* REQUEST *
Copy out every line containing the word "years".

* RAW DATA *
※
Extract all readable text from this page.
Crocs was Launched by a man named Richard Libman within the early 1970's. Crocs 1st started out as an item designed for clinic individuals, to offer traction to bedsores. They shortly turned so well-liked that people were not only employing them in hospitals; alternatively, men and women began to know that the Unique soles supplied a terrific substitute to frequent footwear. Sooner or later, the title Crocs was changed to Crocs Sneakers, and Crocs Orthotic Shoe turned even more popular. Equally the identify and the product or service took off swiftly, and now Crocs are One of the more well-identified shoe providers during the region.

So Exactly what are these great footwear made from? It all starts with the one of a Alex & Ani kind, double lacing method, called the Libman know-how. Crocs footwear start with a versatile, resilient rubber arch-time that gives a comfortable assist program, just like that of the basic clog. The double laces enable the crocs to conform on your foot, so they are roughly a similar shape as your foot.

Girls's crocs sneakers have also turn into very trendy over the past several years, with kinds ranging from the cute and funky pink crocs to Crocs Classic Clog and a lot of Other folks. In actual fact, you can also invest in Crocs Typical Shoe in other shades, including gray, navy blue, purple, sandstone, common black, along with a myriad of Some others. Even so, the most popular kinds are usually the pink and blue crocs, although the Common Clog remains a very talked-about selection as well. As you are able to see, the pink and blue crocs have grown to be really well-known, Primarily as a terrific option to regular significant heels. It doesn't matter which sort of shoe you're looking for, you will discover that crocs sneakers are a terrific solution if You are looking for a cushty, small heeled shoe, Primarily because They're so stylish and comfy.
※
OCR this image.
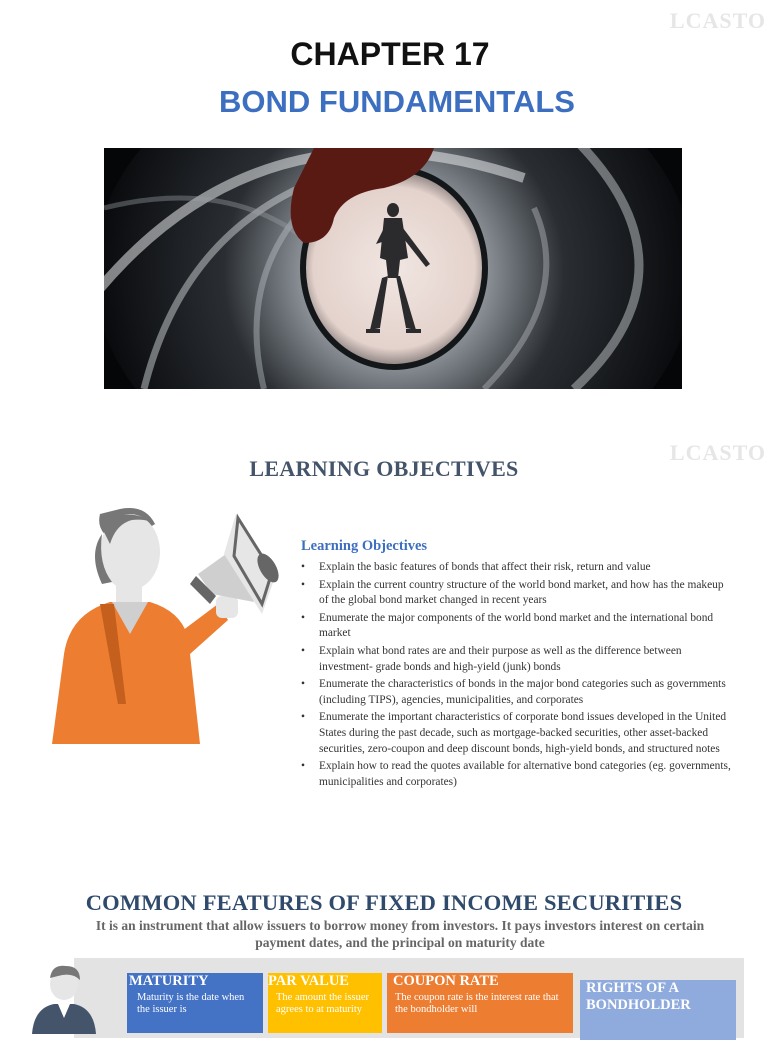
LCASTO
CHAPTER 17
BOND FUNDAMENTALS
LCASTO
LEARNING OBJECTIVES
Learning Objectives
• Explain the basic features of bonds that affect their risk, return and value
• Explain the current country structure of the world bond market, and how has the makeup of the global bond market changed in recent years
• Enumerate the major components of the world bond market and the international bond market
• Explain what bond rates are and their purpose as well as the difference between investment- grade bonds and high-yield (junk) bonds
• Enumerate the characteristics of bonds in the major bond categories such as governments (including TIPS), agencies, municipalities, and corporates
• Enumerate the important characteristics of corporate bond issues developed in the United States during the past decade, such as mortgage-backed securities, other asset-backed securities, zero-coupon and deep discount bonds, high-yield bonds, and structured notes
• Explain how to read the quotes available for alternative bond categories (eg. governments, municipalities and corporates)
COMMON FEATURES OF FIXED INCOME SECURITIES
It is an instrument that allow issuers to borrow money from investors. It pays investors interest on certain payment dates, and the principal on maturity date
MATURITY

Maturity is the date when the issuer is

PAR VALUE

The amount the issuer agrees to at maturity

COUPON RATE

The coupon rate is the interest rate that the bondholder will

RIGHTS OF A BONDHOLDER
※
* SOLUTION BELOW *
Girls's crocs sneakers have also turn into very trendy over the past several years, with kinds ranging from the cute and funky pink crocs to Crocs Classic Clog and a lot of Other folks. In actual fact, you can also invest in Crocs Typical Shoe in other shades, including gray, navy blue, purple, sandstone, common black, along with a myriad of Some others. Even so, the most popular kinds are usually the pink and blue crocs, although the Common Clog remains a very talked-about selection as well. As you are able to see, the pink and blue crocs have grown to be really well-known, Primarily as a terrific option to regular significant heels. It doesn't matter which sort of shoe you're looking for, you will discover that crocs sneakers are a terrific solution if You are looking for a cushty, small heeled shoe, Primarily because They're so stylish and comfy.
• Explain the current country structure of the world bond market, and how has the makeup of the global bond market changed in recent years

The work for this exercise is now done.